Your instructions: Gather all lines containing the string "Personalizado" and copy them out.
_ _ _ _ _ _ _
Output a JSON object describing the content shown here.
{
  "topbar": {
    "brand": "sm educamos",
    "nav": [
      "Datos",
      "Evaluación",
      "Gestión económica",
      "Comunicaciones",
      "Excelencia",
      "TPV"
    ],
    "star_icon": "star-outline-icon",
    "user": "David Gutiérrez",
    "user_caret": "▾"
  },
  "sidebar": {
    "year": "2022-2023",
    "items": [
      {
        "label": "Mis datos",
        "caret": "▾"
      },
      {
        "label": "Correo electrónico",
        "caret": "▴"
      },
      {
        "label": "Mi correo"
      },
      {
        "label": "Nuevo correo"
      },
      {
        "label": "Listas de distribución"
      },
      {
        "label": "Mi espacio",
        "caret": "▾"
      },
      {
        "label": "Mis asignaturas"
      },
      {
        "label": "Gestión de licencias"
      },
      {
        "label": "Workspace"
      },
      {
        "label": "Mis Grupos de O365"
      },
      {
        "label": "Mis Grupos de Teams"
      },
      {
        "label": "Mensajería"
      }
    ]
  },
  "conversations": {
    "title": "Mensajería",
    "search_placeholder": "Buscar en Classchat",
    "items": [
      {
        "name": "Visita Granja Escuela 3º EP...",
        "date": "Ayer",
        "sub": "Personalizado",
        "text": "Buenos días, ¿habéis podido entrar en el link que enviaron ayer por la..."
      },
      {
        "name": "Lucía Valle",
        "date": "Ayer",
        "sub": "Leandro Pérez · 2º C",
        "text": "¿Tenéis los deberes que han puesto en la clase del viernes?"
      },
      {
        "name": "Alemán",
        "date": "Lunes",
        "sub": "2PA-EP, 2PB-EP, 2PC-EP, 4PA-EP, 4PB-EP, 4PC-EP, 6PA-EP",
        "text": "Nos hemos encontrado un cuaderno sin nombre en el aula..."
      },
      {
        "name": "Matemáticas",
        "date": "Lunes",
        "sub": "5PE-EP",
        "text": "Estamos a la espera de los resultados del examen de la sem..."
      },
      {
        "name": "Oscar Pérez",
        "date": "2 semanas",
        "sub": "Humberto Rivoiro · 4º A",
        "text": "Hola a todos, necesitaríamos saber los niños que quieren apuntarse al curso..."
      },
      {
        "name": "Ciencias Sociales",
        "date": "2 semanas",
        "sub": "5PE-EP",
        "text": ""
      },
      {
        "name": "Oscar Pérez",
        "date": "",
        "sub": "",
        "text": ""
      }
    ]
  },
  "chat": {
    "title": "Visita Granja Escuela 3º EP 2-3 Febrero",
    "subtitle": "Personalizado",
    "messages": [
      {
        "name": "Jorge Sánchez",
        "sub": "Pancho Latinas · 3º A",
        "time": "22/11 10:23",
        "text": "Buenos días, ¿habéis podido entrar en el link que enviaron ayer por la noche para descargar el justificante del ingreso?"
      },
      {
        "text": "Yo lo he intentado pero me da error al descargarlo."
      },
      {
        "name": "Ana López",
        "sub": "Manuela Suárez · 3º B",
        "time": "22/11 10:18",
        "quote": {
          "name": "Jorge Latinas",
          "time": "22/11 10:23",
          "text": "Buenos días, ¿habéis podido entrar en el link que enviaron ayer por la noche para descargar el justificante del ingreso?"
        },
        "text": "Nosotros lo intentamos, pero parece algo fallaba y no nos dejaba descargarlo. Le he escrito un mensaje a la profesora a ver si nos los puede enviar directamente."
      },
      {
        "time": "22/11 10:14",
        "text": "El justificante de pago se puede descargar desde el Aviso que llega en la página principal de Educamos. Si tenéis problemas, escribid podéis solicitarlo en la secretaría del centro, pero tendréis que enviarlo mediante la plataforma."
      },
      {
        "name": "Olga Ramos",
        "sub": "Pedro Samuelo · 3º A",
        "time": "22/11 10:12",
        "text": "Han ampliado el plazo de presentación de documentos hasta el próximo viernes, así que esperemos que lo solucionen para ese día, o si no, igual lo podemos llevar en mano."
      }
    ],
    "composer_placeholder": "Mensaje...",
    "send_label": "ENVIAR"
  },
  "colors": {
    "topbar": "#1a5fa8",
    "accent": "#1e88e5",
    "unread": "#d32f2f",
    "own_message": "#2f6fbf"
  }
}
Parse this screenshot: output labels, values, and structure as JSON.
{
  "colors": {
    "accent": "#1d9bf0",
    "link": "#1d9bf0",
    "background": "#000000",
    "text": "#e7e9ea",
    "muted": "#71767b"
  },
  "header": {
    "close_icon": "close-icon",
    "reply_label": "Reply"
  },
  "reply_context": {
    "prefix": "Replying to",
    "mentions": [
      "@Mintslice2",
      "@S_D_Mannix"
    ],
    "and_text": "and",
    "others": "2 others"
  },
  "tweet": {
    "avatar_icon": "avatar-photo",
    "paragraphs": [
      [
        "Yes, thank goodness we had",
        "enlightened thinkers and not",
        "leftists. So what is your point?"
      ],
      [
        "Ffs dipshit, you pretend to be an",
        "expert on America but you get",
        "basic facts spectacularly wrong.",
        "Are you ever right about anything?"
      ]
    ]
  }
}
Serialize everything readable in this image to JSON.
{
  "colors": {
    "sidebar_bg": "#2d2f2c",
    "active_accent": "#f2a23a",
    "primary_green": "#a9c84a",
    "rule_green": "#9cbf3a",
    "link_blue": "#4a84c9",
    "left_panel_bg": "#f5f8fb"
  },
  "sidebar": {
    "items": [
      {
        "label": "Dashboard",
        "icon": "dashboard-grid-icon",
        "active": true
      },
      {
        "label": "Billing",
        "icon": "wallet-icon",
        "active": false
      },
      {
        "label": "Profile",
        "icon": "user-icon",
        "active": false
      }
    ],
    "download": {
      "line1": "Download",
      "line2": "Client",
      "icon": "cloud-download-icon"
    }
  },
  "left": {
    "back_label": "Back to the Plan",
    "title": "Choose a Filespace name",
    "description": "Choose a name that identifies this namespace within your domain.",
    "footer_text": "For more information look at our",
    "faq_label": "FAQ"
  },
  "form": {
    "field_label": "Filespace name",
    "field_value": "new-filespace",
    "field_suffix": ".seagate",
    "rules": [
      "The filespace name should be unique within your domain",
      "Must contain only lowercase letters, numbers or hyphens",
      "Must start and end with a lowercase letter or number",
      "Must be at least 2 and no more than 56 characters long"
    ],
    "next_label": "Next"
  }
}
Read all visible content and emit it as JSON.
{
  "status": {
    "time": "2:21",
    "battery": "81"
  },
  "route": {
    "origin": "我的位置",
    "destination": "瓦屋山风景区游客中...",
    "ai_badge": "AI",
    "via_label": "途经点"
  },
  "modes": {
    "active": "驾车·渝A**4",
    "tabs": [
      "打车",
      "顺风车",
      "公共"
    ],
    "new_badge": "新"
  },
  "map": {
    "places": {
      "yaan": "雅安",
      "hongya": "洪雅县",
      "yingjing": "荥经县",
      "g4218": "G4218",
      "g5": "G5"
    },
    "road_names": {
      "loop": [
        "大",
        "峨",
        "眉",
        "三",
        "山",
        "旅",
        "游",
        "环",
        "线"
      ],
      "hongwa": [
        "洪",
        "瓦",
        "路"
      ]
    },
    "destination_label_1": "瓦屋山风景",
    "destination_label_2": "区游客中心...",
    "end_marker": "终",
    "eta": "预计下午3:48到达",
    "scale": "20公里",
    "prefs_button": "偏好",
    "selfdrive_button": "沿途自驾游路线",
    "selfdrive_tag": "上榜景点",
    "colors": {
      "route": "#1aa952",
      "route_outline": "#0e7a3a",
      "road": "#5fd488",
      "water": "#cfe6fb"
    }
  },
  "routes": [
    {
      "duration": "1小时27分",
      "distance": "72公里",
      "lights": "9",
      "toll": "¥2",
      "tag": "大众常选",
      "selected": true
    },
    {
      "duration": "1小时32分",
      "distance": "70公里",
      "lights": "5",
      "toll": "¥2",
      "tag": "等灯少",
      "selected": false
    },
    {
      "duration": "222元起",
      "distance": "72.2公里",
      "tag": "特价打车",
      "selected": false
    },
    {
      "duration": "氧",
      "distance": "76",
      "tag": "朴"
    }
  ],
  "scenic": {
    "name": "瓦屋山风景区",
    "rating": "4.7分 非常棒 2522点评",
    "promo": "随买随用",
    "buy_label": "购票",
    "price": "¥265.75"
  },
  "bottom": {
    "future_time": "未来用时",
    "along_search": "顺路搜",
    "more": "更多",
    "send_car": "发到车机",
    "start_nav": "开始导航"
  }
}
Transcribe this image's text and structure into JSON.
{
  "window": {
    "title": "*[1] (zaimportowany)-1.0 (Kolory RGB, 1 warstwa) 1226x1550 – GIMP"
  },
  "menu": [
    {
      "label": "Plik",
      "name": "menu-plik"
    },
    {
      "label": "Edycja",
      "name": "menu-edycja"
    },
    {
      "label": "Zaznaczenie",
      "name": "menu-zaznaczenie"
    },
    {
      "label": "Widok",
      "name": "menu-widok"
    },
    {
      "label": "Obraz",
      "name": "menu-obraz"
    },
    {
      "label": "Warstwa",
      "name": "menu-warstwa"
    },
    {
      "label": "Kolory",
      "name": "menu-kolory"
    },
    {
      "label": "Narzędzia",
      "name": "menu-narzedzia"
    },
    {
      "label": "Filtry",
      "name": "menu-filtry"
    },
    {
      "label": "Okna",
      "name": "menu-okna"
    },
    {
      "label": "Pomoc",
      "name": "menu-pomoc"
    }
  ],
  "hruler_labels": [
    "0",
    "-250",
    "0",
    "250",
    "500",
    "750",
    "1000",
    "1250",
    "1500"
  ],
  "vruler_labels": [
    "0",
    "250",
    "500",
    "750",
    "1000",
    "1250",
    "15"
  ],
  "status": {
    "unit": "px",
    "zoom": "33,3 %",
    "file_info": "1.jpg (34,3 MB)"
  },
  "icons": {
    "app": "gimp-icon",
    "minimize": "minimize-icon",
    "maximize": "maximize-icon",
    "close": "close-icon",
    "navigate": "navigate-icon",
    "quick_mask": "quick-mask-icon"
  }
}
_ _ _ _ _ _ _
Correct output:
        "sub": "Personalizado",
    "subtitle": "Personalizado",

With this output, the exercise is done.